## begin
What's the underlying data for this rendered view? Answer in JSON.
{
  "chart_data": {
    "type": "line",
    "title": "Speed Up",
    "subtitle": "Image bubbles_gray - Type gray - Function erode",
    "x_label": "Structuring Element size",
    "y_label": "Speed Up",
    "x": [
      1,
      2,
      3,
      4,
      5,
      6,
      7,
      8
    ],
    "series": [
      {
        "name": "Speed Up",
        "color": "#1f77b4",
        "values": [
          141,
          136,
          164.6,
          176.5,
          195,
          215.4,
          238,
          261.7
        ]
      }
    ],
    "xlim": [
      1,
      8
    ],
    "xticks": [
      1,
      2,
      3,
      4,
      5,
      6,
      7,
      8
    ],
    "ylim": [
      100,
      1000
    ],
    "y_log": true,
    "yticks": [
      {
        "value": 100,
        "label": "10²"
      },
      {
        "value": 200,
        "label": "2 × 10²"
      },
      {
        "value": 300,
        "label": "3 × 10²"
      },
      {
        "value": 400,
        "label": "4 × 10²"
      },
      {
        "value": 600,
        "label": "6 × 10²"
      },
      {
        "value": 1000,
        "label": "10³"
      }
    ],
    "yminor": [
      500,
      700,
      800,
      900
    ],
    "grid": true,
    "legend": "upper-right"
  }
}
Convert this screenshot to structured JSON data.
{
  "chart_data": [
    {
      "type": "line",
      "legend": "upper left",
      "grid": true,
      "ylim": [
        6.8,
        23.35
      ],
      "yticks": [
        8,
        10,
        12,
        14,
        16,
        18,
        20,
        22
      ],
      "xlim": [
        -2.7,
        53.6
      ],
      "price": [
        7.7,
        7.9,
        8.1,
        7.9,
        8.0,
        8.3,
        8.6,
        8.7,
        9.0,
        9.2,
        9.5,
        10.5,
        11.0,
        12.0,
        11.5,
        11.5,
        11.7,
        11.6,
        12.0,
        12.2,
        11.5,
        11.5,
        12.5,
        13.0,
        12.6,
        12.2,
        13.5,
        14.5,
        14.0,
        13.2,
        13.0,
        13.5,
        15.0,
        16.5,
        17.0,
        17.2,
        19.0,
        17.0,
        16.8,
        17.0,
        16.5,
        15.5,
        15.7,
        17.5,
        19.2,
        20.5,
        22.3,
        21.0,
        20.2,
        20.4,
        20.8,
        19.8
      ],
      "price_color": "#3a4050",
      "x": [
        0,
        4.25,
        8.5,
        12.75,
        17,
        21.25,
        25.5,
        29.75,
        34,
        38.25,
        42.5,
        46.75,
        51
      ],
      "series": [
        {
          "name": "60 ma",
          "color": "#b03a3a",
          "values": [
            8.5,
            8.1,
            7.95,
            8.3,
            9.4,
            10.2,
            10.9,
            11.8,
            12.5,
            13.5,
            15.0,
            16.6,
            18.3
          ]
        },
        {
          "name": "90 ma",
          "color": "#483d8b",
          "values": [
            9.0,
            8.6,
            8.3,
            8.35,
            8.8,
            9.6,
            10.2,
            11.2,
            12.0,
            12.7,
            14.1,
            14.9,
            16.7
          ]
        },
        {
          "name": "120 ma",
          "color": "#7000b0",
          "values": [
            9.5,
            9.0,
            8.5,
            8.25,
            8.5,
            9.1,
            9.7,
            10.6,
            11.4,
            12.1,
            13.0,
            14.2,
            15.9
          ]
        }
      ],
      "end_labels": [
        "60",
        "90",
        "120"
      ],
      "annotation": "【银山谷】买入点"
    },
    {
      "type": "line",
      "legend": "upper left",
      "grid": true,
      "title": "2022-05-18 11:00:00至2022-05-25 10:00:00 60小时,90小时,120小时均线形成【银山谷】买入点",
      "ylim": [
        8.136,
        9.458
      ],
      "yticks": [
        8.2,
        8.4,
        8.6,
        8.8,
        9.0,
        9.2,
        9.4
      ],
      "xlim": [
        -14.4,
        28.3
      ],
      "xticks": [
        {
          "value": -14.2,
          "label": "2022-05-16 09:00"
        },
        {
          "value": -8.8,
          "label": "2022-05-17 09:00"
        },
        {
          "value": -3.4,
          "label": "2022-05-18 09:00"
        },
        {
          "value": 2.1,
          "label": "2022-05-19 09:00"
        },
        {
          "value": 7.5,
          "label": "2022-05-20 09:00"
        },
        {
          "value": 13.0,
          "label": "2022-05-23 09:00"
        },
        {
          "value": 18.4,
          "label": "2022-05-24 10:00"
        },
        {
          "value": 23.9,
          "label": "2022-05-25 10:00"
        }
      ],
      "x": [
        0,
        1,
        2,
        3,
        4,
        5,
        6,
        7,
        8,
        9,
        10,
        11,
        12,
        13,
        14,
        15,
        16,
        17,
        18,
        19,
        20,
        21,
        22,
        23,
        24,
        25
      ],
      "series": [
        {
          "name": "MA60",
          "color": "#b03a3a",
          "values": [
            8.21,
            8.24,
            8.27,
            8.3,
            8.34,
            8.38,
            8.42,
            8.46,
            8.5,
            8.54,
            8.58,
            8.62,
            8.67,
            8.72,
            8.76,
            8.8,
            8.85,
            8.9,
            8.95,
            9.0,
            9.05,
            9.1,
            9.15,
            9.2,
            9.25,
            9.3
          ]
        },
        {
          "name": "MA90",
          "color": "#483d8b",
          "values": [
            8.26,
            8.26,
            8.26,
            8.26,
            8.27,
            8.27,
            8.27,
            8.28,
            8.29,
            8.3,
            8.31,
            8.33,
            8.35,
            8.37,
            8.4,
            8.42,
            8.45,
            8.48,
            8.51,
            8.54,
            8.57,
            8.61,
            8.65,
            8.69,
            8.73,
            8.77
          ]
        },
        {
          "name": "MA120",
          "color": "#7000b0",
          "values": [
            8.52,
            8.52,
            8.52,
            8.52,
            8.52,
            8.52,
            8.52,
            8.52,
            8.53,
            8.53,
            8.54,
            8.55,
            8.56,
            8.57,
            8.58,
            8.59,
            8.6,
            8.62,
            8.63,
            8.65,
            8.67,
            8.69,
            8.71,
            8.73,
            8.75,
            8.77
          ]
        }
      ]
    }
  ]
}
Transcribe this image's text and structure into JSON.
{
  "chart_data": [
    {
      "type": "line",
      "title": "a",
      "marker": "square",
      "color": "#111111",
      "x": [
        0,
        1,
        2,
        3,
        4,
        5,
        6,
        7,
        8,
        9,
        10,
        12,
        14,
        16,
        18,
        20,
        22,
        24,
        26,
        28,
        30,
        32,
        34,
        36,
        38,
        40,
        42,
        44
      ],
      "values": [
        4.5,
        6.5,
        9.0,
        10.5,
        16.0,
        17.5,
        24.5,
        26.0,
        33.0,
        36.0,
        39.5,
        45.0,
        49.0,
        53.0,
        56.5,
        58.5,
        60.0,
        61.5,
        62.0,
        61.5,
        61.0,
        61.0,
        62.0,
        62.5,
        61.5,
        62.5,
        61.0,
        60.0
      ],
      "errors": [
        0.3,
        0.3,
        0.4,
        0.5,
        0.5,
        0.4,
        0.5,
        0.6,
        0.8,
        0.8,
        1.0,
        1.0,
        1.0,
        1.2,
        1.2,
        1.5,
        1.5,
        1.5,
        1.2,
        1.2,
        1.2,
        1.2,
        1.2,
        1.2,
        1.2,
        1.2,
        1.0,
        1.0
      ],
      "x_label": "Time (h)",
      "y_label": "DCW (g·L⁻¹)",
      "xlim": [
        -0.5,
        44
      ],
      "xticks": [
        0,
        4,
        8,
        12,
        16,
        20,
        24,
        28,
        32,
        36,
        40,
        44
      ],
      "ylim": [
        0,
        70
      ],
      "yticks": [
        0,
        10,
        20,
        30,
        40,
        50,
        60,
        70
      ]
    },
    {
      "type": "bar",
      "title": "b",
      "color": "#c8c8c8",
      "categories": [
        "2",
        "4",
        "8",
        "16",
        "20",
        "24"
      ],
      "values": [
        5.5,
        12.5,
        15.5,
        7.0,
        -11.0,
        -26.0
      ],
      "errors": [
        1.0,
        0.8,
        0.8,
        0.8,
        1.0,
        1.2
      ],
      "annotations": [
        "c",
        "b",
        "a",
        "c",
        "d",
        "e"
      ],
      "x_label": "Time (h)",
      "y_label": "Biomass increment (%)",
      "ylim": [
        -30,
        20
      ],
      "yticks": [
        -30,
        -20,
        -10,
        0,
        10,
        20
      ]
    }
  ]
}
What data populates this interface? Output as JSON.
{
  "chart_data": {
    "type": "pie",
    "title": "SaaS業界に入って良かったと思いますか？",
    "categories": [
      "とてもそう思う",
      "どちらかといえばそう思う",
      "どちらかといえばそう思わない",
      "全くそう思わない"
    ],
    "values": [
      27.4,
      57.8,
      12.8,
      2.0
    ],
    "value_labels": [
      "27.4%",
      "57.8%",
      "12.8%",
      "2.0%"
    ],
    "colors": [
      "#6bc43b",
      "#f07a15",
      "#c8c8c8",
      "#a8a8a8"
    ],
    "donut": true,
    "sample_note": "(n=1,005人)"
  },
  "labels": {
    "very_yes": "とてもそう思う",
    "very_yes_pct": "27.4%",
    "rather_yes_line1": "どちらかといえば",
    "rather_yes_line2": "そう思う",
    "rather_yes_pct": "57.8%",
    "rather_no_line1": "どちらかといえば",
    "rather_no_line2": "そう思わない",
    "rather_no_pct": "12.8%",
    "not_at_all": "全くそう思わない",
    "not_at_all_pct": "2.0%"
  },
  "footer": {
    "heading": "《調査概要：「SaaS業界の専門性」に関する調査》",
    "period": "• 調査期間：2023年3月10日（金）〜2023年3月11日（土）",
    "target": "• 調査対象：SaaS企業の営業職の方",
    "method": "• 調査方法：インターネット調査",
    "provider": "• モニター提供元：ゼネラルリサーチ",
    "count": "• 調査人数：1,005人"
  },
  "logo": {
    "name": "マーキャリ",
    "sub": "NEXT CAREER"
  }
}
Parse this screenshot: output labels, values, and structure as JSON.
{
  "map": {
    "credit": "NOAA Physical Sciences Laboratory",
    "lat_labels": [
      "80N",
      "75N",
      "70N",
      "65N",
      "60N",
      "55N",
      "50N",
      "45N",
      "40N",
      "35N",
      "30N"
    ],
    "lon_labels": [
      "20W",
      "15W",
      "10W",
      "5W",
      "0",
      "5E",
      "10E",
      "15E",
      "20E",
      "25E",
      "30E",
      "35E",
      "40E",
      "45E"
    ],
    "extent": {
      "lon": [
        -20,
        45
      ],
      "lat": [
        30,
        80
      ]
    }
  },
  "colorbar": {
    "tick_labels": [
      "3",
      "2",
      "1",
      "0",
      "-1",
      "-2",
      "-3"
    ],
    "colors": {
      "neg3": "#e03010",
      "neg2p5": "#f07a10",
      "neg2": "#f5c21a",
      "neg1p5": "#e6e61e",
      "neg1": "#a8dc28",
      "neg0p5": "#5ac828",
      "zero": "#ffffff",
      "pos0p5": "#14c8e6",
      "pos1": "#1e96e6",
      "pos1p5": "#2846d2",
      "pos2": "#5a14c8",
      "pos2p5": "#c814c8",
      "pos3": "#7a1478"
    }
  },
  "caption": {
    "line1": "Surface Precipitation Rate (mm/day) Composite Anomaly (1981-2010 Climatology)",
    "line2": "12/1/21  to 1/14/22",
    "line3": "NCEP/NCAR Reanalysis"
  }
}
## end
**Set task**: Report how many lines in the listing include the word "JSON". Give nothing but the count.

**Result of the exercise**: 5